Action item A →
Please rewrite everything in the Mercury retrograde horoscope from "Past goals, future" down to "with your freedom.", replacing "freedom" with "independence".
Action item B →
Translate this sentence from the Mercury retrograde horoscope into Spanish: "Be your biggest cheerleader right now and don’t wait for anyone to give you approval first."

*** Exercise text Section Begins ***

Past goals, future goals, and the progress of them all come up for review for you during this time. Communicate from the heart, nourish the connections and friendships that feel good for you, and give yourself a break from always having to say the right thing or be the person you think others want you to be. This Mercury retrograde is helping you align with your freedom.
CANCER
This Mercury retrograde is helping you tap into your inner muse, Cancer. Your emotions are highlighted right now, but so are your goals and the life you want to lead. Your career and professional goals may feel a little more confusing or chaotic for you now as more pressure is being added to this area of your life. Your guidance for this time is to get creative with what you can do here and to trust that you have it in your heart to build new connections and embrace new opportunities in your professional world.
This is a good time to gain clarity and plan out some of the new goals you want to achieve this year, but to also look back on the past work done and pat yourself on the back for all that you have already achieved and accomplished in life. Be your biggest cheerleader right now and don’t wait for anyone to give you approval first.
LEO
This Mercury retrograde is reminding you to not get too ahead of things before you have truly grasped the implication of them, Leo. There is a lot to confront and deal with during this retrograde transit, and an open mind is needed to navigate this time. With this Mercury retrograde happening in your 9th house of expansion and travel, some extra precaution should be taken if you have any travel plans during this time, and know that detours may be necessary.

*** Exercise text Section Ends ***
*** Supplied material Section Begins ***

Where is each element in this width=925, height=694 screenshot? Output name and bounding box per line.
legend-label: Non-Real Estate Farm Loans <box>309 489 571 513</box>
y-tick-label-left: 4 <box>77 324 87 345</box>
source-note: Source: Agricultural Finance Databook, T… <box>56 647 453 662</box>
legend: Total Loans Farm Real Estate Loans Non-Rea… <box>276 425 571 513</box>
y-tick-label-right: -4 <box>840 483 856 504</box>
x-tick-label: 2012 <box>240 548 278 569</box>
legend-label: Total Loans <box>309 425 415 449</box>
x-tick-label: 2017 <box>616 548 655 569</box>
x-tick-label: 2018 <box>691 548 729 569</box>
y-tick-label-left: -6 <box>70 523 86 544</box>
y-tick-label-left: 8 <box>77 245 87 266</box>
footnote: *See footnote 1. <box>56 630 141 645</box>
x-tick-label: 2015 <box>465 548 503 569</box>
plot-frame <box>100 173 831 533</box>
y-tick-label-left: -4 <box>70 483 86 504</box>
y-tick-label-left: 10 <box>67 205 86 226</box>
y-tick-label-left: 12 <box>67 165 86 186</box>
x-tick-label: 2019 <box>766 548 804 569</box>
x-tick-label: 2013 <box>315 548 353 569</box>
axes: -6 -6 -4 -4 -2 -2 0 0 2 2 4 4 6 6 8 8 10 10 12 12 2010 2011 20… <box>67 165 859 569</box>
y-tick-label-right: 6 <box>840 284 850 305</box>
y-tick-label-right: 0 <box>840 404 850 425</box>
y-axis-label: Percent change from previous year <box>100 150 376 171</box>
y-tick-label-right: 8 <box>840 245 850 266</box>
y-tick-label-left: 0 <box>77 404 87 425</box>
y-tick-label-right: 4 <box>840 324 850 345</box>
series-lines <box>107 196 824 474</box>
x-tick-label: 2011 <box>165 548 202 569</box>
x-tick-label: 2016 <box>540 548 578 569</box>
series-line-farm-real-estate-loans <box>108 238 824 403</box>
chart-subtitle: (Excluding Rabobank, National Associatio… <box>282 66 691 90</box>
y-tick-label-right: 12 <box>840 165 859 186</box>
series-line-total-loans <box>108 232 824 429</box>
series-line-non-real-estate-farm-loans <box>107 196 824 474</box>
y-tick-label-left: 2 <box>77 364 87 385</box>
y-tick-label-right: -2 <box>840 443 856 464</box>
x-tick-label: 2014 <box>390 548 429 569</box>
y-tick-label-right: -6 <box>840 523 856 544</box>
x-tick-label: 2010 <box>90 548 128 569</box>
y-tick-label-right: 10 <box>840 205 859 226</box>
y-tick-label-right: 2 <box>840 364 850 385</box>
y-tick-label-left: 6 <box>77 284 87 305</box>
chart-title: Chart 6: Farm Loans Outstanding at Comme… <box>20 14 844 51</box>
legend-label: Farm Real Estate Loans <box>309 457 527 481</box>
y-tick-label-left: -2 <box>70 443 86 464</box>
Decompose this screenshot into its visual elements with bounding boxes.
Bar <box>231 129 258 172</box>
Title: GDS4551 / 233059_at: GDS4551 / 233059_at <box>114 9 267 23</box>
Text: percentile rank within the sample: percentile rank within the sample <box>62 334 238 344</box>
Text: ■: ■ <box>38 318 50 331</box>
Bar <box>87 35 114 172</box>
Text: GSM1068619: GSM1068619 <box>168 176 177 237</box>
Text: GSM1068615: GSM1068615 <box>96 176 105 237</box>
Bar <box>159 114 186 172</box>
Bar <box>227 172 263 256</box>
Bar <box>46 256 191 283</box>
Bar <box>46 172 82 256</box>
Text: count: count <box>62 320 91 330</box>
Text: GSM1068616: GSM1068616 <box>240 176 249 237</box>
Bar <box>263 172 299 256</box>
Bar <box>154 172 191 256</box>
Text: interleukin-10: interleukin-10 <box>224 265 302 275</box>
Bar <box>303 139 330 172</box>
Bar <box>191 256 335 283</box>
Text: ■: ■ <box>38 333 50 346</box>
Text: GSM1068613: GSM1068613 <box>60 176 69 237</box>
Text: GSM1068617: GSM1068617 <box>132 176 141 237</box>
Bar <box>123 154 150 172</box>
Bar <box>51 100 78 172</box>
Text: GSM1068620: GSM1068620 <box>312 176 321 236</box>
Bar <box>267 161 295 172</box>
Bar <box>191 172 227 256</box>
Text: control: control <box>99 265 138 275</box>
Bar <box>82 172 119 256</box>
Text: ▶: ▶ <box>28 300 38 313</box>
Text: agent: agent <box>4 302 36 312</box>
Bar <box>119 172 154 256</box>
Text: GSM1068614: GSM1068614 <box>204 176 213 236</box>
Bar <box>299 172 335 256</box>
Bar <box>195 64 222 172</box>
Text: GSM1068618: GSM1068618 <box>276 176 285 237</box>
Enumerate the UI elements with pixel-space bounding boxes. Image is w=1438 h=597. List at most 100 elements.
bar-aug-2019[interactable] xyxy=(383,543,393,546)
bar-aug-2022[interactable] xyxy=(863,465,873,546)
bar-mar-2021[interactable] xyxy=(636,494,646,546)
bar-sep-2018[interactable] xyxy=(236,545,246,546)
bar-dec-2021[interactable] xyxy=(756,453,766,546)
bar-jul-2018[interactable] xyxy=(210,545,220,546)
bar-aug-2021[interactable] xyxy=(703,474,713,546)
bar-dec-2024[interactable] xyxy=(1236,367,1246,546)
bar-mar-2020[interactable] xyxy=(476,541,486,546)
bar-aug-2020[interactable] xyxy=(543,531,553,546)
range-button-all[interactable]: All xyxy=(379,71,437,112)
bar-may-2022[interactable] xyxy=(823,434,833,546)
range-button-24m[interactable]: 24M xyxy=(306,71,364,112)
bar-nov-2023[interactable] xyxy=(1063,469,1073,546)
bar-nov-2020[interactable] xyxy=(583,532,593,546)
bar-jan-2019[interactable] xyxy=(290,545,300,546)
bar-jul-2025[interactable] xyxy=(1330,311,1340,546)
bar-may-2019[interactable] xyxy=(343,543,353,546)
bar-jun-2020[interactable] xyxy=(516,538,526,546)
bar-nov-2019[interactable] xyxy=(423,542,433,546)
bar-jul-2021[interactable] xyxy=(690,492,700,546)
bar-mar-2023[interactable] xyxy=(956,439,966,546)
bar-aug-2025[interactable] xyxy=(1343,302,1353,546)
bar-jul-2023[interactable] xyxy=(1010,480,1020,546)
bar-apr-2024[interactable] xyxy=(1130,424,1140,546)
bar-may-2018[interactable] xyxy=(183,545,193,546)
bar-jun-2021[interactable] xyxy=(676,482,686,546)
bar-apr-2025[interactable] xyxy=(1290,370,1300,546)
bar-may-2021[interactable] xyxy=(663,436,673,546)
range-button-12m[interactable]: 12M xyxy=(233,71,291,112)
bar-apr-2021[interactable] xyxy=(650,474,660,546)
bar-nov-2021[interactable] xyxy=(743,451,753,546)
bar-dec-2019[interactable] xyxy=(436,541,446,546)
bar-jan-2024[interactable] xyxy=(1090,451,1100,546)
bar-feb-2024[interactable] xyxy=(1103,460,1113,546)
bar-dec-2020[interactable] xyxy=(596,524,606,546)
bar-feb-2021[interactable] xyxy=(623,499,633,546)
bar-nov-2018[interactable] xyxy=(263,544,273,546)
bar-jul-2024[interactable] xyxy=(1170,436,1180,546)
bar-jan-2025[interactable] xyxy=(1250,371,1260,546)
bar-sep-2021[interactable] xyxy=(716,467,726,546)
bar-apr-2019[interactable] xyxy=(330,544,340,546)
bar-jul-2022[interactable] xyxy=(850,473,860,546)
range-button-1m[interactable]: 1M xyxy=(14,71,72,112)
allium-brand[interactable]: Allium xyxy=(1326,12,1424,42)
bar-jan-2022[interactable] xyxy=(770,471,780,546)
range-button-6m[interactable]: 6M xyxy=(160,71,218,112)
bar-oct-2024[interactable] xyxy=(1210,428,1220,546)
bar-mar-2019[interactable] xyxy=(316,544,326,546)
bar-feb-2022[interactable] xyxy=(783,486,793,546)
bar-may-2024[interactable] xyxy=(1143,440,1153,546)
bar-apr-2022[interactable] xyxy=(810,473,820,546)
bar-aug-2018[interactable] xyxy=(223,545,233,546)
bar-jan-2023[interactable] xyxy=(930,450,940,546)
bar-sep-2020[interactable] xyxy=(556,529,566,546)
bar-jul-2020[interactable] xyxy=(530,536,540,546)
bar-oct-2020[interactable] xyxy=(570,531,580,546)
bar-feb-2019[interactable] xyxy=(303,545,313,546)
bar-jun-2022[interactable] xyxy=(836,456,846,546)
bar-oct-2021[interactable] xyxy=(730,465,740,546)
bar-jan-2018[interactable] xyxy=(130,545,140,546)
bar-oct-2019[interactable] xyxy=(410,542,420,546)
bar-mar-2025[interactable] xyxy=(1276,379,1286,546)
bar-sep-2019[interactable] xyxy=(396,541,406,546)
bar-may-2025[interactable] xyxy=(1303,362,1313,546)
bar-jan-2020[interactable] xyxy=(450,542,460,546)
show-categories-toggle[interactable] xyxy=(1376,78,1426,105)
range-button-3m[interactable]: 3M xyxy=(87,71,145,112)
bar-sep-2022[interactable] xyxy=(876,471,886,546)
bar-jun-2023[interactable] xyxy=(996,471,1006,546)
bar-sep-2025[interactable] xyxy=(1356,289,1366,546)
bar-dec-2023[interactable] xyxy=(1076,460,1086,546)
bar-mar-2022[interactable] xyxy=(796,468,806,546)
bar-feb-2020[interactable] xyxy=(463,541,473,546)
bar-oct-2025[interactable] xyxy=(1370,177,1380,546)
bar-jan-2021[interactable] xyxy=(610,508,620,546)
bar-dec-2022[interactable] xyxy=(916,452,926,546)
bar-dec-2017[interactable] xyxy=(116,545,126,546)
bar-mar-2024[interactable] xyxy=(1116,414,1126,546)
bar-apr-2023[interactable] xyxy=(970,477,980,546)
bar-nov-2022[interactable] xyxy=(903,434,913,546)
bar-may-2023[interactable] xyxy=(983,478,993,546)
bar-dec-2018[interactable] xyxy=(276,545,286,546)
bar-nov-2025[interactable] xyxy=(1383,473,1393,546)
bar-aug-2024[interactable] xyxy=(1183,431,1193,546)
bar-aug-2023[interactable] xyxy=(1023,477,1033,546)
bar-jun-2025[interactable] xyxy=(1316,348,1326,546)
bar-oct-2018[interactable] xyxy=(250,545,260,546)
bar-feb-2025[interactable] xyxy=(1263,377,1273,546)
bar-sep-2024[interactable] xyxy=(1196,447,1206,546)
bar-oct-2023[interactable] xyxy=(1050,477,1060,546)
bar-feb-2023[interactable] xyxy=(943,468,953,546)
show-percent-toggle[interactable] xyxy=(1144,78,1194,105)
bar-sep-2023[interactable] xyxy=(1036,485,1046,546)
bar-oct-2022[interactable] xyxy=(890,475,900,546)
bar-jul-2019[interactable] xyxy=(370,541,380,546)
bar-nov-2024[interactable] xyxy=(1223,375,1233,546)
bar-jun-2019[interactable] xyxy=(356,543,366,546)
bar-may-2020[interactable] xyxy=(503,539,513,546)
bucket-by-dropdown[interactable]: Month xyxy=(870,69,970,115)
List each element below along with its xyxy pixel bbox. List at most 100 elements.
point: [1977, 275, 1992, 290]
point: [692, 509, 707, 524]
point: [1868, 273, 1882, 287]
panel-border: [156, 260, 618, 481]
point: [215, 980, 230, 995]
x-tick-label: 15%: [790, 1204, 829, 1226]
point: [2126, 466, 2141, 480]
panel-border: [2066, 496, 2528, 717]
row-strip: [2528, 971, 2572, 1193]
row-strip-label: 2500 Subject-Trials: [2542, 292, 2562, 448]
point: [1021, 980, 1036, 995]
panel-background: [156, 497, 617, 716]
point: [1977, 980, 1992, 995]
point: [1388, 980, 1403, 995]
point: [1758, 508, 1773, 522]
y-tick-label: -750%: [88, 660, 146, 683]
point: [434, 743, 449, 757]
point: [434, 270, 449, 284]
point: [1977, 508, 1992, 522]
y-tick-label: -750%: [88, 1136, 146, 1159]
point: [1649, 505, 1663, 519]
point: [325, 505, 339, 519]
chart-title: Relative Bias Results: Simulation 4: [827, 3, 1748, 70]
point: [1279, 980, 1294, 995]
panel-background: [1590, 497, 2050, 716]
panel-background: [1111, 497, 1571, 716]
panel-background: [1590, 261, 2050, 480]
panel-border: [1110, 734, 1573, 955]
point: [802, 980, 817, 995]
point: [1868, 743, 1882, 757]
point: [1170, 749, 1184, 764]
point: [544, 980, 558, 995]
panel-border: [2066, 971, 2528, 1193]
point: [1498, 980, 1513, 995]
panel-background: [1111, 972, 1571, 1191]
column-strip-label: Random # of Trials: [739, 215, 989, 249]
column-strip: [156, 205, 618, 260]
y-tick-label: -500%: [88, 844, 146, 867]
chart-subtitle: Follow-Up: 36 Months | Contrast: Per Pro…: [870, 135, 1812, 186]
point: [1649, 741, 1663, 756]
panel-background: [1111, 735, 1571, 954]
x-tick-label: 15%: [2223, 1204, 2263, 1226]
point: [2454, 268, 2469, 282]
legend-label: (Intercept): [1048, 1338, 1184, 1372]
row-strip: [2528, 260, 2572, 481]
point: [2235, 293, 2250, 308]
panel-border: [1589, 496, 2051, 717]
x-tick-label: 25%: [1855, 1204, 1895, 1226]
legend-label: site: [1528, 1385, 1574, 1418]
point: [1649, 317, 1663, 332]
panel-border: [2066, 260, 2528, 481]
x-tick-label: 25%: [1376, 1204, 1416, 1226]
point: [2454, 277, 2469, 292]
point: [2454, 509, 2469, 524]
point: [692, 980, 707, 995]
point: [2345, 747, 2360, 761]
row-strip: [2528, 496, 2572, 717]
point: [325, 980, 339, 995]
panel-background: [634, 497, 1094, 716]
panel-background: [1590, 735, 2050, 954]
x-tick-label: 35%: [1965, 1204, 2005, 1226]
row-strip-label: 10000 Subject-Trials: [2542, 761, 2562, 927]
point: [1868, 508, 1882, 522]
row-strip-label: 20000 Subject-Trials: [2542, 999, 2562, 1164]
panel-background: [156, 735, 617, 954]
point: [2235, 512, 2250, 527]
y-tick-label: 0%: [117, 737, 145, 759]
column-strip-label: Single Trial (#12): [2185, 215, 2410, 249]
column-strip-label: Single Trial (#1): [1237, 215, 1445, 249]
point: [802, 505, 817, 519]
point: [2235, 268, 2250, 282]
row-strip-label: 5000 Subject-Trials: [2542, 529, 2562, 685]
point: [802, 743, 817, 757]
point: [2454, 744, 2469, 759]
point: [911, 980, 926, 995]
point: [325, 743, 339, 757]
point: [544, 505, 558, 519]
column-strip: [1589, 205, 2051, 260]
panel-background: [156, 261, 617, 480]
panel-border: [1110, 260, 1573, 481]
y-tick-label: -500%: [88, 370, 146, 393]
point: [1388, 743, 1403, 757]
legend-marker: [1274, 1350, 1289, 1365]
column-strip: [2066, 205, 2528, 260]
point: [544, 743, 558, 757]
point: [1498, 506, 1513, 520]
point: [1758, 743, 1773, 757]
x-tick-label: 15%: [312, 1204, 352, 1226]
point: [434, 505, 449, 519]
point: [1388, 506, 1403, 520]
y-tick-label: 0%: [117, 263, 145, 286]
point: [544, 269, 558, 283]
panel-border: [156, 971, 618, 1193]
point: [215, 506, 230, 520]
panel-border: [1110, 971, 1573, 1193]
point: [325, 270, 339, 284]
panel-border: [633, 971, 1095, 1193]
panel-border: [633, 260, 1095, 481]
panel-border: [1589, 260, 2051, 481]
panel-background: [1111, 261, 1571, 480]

*** Supplied material Section Ends ***

Answer area A →
Past goals, future goals, and the progress of them all come up for review for you during this time. Communicate from the heart, nourish the connections and friendships that feel good for you, and give yourself a break from always having to say the right thing or be the person you think others want you to be. This Mercury retrograde is helping you align with your independence.

Answer area B →
Sé tu mayor fuente de ánimo ahora mismo y no esperes a que nadie te dé su aprobación primero.